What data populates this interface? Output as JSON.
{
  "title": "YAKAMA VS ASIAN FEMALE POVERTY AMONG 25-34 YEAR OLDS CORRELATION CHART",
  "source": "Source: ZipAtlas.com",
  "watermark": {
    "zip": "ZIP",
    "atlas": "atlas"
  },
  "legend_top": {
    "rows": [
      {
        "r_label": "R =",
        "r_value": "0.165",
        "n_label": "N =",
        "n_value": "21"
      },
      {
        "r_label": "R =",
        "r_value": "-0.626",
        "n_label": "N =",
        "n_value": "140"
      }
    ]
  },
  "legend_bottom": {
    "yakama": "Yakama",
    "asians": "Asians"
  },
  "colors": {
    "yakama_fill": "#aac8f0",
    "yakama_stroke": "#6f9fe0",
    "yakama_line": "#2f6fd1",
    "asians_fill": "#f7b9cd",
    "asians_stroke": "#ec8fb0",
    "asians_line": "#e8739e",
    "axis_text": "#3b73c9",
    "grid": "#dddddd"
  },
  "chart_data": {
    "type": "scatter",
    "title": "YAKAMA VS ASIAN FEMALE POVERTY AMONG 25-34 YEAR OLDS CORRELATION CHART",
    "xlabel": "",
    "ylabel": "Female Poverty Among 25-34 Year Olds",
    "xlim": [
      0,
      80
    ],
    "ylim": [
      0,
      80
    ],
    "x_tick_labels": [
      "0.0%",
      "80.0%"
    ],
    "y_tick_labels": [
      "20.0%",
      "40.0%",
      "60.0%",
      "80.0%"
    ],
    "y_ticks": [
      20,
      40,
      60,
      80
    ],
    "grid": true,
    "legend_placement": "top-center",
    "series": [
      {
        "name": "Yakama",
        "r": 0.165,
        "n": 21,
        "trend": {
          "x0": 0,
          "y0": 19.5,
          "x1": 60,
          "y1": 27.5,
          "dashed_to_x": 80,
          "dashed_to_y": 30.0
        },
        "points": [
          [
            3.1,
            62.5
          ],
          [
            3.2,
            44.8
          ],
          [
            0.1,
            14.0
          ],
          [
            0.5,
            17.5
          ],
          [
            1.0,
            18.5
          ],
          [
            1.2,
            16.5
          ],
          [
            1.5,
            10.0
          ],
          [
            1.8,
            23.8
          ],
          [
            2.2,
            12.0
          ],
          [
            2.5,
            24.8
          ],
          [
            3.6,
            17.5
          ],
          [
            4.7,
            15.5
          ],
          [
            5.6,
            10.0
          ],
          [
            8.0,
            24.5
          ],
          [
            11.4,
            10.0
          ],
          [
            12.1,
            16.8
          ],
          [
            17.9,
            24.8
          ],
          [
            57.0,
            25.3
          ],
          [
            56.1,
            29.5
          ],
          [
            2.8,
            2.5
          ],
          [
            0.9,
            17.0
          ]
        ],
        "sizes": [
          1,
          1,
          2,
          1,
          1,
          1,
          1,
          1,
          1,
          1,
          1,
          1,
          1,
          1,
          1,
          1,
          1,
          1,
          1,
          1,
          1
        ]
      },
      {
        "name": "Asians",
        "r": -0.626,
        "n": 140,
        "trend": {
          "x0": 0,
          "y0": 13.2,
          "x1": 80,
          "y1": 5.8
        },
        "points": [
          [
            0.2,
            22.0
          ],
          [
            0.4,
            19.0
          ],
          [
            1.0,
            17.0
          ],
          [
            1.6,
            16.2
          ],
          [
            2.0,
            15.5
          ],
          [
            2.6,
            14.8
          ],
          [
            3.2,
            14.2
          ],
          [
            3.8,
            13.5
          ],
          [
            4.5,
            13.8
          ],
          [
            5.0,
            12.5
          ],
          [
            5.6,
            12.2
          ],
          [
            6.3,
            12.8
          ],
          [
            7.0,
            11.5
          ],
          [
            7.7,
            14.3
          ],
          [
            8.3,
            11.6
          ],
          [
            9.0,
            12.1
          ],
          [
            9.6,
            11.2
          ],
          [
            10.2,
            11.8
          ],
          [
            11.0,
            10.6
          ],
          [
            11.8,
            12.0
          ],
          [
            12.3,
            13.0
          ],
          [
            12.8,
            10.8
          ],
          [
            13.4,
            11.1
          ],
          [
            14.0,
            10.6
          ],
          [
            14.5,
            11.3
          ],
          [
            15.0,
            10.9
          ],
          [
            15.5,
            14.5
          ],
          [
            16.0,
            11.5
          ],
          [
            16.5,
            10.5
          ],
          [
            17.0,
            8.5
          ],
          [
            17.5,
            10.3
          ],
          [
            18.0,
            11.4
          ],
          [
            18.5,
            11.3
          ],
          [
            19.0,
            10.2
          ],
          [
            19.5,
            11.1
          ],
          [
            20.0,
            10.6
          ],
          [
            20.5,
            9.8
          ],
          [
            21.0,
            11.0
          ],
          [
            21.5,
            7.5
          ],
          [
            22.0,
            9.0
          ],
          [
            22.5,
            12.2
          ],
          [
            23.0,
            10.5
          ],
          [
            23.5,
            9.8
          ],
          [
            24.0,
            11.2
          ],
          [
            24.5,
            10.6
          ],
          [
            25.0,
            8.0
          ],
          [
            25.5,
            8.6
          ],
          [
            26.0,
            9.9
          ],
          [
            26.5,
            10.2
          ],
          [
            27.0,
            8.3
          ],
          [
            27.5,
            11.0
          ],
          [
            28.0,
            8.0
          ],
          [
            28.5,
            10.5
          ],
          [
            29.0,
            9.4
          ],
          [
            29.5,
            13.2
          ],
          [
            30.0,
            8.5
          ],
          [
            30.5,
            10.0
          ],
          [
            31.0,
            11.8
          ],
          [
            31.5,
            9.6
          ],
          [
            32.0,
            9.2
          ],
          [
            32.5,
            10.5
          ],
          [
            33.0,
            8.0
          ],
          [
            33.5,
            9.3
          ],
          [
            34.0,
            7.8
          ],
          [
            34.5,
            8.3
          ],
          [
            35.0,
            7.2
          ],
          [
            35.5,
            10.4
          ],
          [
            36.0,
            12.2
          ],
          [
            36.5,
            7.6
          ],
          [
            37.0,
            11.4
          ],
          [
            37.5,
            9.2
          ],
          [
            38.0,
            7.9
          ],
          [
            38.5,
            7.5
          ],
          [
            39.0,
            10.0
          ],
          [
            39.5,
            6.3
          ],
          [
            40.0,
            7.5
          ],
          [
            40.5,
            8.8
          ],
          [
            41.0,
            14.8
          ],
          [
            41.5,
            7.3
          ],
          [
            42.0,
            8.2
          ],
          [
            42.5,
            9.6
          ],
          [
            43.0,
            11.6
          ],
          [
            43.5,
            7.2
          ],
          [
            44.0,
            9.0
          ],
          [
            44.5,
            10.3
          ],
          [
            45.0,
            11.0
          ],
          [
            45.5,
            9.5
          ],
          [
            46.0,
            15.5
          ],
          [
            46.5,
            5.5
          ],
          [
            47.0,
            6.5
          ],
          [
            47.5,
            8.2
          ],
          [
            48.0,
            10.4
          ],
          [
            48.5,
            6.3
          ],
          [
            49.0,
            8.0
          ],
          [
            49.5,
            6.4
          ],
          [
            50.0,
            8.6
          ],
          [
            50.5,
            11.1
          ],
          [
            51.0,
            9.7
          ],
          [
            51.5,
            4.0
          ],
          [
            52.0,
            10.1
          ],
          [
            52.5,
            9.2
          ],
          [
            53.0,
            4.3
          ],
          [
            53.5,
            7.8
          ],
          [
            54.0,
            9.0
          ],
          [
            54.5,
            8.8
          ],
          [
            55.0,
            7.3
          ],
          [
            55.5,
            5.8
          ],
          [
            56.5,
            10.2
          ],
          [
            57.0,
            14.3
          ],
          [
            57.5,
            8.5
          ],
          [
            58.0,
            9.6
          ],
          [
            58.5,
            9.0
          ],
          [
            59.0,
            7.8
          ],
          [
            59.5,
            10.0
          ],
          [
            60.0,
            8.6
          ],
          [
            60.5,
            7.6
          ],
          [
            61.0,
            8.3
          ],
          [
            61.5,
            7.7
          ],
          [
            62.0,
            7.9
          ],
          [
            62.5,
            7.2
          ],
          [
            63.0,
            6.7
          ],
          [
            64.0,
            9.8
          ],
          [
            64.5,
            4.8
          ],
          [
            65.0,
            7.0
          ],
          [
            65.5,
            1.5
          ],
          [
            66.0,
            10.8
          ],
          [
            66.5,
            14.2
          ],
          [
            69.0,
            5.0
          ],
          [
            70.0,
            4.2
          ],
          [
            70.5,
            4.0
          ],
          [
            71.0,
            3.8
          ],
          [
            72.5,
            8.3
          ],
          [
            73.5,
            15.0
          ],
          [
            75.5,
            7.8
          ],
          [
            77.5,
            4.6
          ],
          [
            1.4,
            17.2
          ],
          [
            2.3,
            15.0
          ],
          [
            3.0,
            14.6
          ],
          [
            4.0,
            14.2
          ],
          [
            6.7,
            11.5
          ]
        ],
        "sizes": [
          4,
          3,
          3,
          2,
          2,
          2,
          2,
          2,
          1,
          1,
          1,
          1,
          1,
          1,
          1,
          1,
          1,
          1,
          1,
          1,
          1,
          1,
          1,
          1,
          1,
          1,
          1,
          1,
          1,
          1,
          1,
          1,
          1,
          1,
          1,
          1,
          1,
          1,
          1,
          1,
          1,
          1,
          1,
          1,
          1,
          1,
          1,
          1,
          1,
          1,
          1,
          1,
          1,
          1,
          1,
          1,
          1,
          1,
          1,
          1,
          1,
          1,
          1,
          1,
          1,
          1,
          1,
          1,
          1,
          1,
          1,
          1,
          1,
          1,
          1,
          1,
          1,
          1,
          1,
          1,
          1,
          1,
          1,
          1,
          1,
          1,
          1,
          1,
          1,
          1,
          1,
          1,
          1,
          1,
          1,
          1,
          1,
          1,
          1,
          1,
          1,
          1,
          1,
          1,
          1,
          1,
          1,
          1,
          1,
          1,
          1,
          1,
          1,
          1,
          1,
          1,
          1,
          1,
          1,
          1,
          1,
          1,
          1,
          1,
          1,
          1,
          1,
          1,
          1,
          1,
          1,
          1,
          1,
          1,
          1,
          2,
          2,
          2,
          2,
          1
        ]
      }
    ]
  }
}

━━━━━━━━━━━━━━━━━━━━━━━━━━━━━━

• What the task requires
What is the number of lines that contain "title"? Reply with that number alone.

• Solution
2